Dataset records

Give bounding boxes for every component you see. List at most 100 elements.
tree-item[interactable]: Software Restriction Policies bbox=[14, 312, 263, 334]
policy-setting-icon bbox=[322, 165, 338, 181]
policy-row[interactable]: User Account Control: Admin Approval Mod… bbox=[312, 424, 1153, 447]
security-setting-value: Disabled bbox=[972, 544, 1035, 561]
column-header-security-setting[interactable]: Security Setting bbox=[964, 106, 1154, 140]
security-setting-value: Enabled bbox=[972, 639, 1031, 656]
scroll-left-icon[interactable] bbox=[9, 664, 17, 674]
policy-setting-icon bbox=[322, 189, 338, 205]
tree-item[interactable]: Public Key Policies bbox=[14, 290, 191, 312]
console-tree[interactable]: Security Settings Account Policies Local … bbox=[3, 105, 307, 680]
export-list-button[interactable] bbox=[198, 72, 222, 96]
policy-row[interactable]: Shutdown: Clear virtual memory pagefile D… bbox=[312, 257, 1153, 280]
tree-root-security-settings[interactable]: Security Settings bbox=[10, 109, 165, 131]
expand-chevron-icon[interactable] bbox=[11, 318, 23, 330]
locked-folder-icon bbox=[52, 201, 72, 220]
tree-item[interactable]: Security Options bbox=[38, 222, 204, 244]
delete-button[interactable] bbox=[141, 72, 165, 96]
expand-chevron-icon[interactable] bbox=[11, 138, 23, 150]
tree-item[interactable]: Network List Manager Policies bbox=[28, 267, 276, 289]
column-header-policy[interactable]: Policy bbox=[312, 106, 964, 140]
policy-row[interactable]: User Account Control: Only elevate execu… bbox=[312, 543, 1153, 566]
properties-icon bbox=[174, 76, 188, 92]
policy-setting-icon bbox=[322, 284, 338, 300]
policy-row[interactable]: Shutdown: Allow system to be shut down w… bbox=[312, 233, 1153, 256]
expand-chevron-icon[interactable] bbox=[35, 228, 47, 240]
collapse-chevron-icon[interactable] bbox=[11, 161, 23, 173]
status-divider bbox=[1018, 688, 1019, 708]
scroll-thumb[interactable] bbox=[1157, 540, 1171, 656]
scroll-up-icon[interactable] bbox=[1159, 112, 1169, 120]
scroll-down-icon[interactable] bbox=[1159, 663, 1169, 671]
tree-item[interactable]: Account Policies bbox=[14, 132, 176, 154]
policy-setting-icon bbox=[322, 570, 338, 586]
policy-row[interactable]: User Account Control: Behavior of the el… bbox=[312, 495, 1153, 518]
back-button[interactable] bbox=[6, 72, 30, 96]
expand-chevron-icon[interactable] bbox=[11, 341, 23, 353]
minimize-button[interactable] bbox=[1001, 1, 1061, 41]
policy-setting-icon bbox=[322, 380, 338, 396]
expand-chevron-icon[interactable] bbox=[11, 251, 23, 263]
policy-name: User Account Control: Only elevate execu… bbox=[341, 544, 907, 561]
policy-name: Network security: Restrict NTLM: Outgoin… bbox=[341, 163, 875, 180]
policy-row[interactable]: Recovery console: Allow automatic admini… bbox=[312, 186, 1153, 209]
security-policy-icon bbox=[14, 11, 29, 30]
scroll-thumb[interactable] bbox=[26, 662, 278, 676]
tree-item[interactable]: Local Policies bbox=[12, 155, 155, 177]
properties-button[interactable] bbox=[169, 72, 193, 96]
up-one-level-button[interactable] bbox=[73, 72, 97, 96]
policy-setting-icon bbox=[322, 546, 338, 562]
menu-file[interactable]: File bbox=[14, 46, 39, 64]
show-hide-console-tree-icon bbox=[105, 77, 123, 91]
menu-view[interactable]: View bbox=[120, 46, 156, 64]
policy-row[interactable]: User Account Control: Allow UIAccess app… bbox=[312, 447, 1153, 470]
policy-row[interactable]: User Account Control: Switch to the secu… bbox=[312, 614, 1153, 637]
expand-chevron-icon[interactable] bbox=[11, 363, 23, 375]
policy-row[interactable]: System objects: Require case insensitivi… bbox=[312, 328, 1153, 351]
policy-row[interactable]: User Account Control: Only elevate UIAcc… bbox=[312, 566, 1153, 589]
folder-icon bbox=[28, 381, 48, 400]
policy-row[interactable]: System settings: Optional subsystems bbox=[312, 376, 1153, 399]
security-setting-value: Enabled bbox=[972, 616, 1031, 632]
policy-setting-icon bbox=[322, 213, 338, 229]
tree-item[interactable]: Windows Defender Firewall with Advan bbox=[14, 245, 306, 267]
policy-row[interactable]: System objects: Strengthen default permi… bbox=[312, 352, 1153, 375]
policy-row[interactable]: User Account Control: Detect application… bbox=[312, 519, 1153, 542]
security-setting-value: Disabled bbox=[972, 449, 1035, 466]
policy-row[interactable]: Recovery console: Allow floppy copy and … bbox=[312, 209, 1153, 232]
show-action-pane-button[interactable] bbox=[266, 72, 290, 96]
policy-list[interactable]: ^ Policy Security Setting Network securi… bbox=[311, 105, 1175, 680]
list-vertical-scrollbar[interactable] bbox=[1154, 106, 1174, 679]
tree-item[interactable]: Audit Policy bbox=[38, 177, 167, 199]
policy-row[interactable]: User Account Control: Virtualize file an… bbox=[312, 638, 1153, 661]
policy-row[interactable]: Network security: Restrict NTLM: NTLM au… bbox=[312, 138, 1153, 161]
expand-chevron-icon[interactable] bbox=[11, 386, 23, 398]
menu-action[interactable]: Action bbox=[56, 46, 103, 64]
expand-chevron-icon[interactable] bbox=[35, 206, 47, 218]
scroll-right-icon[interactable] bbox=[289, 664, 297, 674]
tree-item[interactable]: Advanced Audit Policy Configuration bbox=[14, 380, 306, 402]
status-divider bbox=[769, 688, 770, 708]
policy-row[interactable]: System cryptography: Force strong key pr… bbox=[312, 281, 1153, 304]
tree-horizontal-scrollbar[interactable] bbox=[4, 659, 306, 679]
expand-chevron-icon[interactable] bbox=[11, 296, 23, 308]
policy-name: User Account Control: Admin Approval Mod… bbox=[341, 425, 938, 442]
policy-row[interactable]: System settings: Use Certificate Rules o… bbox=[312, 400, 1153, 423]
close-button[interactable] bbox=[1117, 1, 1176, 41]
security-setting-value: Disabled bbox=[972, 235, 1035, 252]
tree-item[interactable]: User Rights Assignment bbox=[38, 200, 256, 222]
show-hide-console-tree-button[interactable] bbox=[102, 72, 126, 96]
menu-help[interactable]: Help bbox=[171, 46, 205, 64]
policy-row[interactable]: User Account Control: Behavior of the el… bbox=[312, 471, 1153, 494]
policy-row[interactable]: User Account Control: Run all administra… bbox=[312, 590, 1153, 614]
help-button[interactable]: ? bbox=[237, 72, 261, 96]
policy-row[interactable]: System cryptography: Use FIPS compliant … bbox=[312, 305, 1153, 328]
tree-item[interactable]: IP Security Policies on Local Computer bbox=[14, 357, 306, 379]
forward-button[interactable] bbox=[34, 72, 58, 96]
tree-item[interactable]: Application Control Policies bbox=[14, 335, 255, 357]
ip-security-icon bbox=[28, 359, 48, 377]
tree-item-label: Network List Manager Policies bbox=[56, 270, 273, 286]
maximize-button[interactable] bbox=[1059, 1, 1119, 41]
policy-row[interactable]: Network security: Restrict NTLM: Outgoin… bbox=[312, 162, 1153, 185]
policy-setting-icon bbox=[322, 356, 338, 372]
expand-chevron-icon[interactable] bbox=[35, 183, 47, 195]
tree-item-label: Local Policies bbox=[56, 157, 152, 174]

## [EXERCISE PROMPT]
Reproduce every line of the records above exactly as it appears.

## [PROBLEM SOLUTION]
Give bounding boxes for every component you see. List at most 100 elements.
tree-item[interactable]: Software Restriction Policies bbox=[14, 312, 263, 334]
policy-setting-icon bbox=[322, 165, 338, 181]
policy-row[interactable]: User Account Control: Admin Approval Mod… bbox=[312, 424, 1153, 447]
security-setting-value: Disabled bbox=[972, 544, 1035, 561]
column-header-security-setting[interactable]: Security Setting bbox=[964, 106, 1154, 140]
security-setting-value: Enabled bbox=[972, 639, 1031, 656]
scroll-left-icon[interactable] bbox=[9, 664, 17, 674]
policy-setting-icon bbox=[322, 189, 338, 205]
tree-item[interactable]: Public Key Policies bbox=[14, 290, 191, 312]
console-tree[interactable]: Security Settings Account Policies Local … bbox=[3, 105, 307, 680]
export-list-button[interactable] bbox=[198, 72, 222, 96]
policy-row[interactable]: Shutdown: Clear virtual memory pagefile D… bbox=[312, 257, 1153, 280]
tree-root-security-settings[interactable]: Security Settings bbox=[10, 109, 165, 131]
expand-chevron-icon[interactable] bbox=[11, 318, 23, 330]
locked-folder-icon bbox=[52, 201, 72, 220]
tree-item[interactable]: Security Options bbox=[38, 222, 204, 244]
delete-button[interactable] bbox=[141, 72, 165, 96]
expand-chevron-icon[interactable] bbox=[11, 138, 23, 150]
tree-item[interactable]: Network List Manager Policies bbox=[28, 267, 276, 289]
column-header-policy[interactable]: Policy bbox=[312, 106, 964, 140]
policy-row[interactable]: User Account Control: Only elevate execu… bbox=[312, 543, 1153, 566]
properties-icon bbox=[174, 76, 188, 92]
policy-setting-icon bbox=[322, 284, 338, 300]
policy-row[interactable]: Shutdown: Allow system to be shut down w… bbox=[312, 233, 1153, 256]
expand-chevron-icon[interactable] bbox=[35, 228, 47, 240]
collapse-chevron-icon[interactable] bbox=[11, 161, 23, 173]
status-divider bbox=[1018, 688, 1019, 708]
scroll-thumb[interactable] bbox=[1157, 540, 1171, 656]
scroll-up-icon[interactable] bbox=[1159, 112, 1169, 120]
scroll-down-icon[interactable] bbox=[1159, 663, 1169, 671]
tree-item[interactable]: Account Policies bbox=[14, 132, 176, 154]
policy-setting-icon bbox=[322, 570, 338, 586]
policy-row[interactable]: User Account Control: Behavior of the el… bbox=[312, 495, 1153, 518]
back-button[interactable] bbox=[6, 72, 30, 96]
expand-chevron-icon[interactable] bbox=[11, 341, 23, 353]
minimize-button[interactable] bbox=[1001, 1, 1061, 41]
policy-setting-icon bbox=[322, 380, 338, 396]
expand-chevron-icon[interactable] bbox=[11, 251, 23, 263]
policy-name: User Account Control: Only elevate execu… bbox=[341, 544, 907, 561]
policy-name: Network security: Restrict NTLM: Outgoin… bbox=[341, 163, 875, 180]
policy-row[interactable]: Recovery console: Allow automatic admini… bbox=[312, 186, 1153, 209]
security-policy-icon bbox=[14, 11, 29, 30]
scroll-thumb[interactable] bbox=[26, 662, 278, 676]
tree-item[interactable]: Local Policies bbox=[12, 155, 155, 177]
properties-button[interactable] bbox=[169, 72, 193, 96]
up-one-level-button[interactable] bbox=[73, 72, 97, 96]
policy-setting-icon bbox=[322, 546, 338, 562]
menu-file[interactable]: File bbox=[14, 46, 39, 64]
show-hide-console-tree-icon bbox=[105, 77, 123, 91]
menu-view[interactable]: View bbox=[120, 46, 156, 64]
policy-row[interactable]: User Account Control: Allow UIAccess app… bbox=[312, 447, 1153, 470]
policy-row[interactable]: User Account Control: Switch to the secu… bbox=[312, 614, 1153, 637]
expand-chevron-icon[interactable] bbox=[11, 363, 23, 375]
policy-row[interactable]: System objects: Require case insensitivi… bbox=[312, 328, 1153, 351]
policy-row[interactable]: User Account Control: Only elevate UIAcc… bbox=[312, 566, 1153, 589]
folder-icon bbox=[28, 381, 48, 400]
policy-row[interactable]: System settings: Optional subsystems bbox=[312, 376, 1153, 399]
security-setting-value: Enabled bbox=[972, 616, 1031, 632]
policy-setting-icon bbox=[322, 213, 338, 229]
tree-item[interactable]: Windows Defender Firewall with Advan bbox=[14, 245, 306, 267]
policy-row[interactable]: System objects: Strengthen default permi… bbox=[312, 352, 1153, 375]
policy-row[interactable]: User Account Control: Detect application… bbox=[312, 519, 1153, 542]
security-setting-value: Disabled bbox=[972, 449, 1035, 466]
policy-row[interactable]: Recovery console: Allow floppy copy and … bbox=[312, 209, 1153, 232]
show-action-pane-button[interactable] bbox=[266, 72, 290, 96]
policy-list[interactable]: ^ Policy Security Setting Network securi… bbox=[311, 105, 1175, 680]
list-vertical-scrollbar[interactable] bbox=[1154, 106, 1174, 679]
tree-item[interactable]: Audit Policy bbox=[38, 177, 167, 199]
policy-row[interactable]: User Account Control: Virtualize file an… bbox=[312, 638, 1153, 661]
policy-row[interactable]: Network security: Restrict NTLM: NTLM au… bbox=[312, 138, 1153, 161]
expand-chevron-icon[interactable] bbox=[11, 386, 23, 398]
menu-action[interactable]: Action bbox=[56, 46, 103, 64]
expand-chevron-icon[interactable] bbox=[35, 206, 47, 218]
scroll-right-icon[interactable] bbox=[289, 664, 297, 674]
tree-item[interactable]: Advanced Audit Policy Configuration bbox=[14, 380, 306, 402]
status-divider bbox=[769, 688, 770, 708]
policy-row[interactable]: System cryptography: Force strong key pr… bbox=[312, 281, 1153, 304]
tree-horizontal-scrollbar[interactable] bbox=[4, 659, 306, 679]
expand-chevron-icon[interactable] bbox=[11, 296, 23, 308]
policy-name: User Account Control: Admin Approval Mod… bbox=[341, 425, 938, 442]
policy-row[interactable]: System settings: Use Certificate Rules o… bbox=[312, 400, 1153, 423]
close-button[interactable] bbox=[1117, 1, 1176, 41]
security-setting-value: Disabled bbox=[972, 235, 1035, 252]
tree-item[interactable]: User Rights Assignment bbox=[38, 200, 256, 222]
show-hide-console-tree-button[interactable] bbox=[102, 72, 126, 96]
menu-help[interactable]: Help bbox=[171, 46, 205, 64]
policy-row[interactable]: User Account Control: Behavior of the el… bbox=[312, 471, 1153, 494]
policy-row[interactable]: User Account Control: Run all administra… bbox=[312, 590, 1153, 614]
help-button[interactable]: ? bbox=[237, 72, 261, 96]
policy-row[interactable]: System cryptography: Use FIPS compliant … bbox=[312, 305, 1153, 328]
tree-item[interactable]: IP Security Policies on Local Computer bbox=[14, 357, 306, 379]
forward-button[interactable] bbox=[34, 72, 58, 96]
tree-item[interactable]: Application Control Policies bbox=[14, 335, 255, 357]
ip-security-icon bbox=[28, 359, 48, 377]
tree-item-label: Network List Manager Policies bbox=[56, 270, 273, 286]
maximize-button[interactable] bbox=[1059, 1, 1119, 41]
policy-row[interactable]: Network security: Restrict NTLM: Outgoin… bbox=[312, 162, 1153, 185]
policy-setting-icon bbox=[322, 356, 338, 372]
expand-chevron-icon[interactable] bbox=[35, 183, 47, 195]
tree-item-label: Local Policies bbox=[56, 157, 152, 174]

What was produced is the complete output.